• _DATA FOR THE TASK_:
'''
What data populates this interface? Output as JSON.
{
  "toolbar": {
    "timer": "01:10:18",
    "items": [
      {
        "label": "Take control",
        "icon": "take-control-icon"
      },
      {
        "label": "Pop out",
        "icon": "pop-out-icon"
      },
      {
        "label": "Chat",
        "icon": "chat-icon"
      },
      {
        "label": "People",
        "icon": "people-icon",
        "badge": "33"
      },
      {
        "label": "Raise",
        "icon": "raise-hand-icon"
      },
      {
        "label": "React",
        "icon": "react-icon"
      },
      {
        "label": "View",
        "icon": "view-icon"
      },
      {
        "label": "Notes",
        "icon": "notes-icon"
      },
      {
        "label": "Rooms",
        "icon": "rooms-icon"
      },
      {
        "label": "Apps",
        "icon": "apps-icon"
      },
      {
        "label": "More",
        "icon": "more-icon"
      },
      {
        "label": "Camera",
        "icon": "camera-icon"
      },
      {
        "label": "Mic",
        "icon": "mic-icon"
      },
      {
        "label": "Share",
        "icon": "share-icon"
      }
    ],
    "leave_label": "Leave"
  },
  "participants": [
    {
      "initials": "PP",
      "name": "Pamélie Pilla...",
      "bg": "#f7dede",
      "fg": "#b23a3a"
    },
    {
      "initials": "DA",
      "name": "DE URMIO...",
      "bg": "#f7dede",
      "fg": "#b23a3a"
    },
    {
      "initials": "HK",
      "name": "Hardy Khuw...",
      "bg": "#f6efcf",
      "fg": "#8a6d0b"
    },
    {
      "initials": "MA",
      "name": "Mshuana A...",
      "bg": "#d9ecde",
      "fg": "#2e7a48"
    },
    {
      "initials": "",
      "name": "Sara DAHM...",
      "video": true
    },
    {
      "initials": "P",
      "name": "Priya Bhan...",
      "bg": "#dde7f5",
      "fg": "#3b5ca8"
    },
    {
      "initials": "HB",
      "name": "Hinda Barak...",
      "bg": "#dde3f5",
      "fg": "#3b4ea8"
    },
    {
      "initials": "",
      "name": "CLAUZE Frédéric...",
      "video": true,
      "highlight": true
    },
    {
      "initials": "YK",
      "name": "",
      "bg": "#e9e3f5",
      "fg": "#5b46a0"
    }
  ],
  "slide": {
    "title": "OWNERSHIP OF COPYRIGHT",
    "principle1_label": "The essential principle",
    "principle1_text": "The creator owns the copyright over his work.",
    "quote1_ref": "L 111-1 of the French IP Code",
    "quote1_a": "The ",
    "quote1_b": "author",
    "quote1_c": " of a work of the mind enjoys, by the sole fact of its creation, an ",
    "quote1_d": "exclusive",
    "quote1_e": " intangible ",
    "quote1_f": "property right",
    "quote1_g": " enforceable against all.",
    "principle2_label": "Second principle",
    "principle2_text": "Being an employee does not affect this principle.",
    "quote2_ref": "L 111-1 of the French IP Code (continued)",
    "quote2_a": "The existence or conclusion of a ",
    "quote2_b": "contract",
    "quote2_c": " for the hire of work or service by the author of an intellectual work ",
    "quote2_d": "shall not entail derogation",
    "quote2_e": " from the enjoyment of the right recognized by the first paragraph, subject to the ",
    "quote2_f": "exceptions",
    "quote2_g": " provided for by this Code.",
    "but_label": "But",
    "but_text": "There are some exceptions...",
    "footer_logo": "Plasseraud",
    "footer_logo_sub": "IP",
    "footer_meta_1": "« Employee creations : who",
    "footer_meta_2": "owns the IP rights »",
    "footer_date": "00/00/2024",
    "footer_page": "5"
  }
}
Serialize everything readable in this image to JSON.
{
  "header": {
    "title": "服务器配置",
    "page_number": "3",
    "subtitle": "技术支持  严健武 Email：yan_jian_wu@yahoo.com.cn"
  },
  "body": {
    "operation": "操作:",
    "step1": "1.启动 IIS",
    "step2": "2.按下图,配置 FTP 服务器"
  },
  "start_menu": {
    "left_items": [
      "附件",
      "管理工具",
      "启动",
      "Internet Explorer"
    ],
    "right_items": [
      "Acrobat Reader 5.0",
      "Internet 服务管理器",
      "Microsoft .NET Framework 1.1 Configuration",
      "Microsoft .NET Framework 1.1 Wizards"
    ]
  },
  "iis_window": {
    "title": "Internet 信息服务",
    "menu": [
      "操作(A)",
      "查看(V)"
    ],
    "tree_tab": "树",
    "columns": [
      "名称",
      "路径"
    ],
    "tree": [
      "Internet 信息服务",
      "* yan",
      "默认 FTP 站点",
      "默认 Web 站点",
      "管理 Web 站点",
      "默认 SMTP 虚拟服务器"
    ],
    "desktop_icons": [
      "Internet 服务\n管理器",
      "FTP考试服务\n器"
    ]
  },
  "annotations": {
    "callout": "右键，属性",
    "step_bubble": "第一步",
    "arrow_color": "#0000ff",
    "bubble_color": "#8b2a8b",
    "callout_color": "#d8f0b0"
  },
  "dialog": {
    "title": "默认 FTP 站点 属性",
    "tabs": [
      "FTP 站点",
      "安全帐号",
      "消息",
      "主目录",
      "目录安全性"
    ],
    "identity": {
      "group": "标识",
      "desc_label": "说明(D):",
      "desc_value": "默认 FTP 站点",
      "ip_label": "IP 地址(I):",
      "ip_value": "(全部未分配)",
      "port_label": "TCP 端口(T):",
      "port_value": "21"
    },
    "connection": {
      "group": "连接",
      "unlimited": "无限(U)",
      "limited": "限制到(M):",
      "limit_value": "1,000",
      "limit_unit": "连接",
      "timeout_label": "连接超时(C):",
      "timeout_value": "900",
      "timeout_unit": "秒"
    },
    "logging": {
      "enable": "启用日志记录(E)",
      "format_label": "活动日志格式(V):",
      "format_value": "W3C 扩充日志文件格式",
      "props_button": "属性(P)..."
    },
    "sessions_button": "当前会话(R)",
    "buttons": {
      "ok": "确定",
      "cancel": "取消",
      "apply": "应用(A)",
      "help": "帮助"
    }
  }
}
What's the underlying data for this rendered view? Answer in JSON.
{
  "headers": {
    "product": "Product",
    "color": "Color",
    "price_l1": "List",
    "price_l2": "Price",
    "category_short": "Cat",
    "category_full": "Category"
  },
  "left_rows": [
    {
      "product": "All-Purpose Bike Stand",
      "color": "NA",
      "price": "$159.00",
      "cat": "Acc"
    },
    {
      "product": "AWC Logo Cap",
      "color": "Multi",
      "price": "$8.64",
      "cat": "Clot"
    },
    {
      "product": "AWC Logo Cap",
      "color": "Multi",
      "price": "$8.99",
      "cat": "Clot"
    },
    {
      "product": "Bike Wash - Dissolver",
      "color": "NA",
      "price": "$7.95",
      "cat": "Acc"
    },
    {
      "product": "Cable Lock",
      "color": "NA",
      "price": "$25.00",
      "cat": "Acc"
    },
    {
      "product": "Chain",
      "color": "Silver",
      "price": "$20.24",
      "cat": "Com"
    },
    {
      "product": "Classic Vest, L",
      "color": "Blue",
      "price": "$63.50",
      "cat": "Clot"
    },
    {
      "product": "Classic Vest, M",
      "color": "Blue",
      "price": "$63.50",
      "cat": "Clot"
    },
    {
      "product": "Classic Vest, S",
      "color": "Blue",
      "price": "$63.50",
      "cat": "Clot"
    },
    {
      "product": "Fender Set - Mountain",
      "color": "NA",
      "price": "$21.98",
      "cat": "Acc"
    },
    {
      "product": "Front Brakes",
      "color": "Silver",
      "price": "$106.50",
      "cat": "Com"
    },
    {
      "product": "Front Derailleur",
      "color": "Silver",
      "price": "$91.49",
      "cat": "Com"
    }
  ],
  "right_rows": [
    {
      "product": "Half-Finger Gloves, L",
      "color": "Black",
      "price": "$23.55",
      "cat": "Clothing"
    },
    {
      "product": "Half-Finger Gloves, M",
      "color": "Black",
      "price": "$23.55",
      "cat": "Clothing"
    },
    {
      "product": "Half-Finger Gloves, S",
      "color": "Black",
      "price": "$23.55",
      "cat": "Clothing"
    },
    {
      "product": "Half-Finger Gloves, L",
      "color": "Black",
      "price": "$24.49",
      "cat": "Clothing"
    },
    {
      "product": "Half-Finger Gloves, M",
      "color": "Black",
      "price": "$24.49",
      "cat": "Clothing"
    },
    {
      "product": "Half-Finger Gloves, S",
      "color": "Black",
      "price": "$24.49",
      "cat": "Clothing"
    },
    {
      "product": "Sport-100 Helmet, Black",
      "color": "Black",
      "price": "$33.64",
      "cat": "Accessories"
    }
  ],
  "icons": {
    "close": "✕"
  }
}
'''
• _GIVEN INSTRUCTION_:
How many of the lines above include the word "Front"? Respond with the number alone.

• _FULL OUTPUT_:
2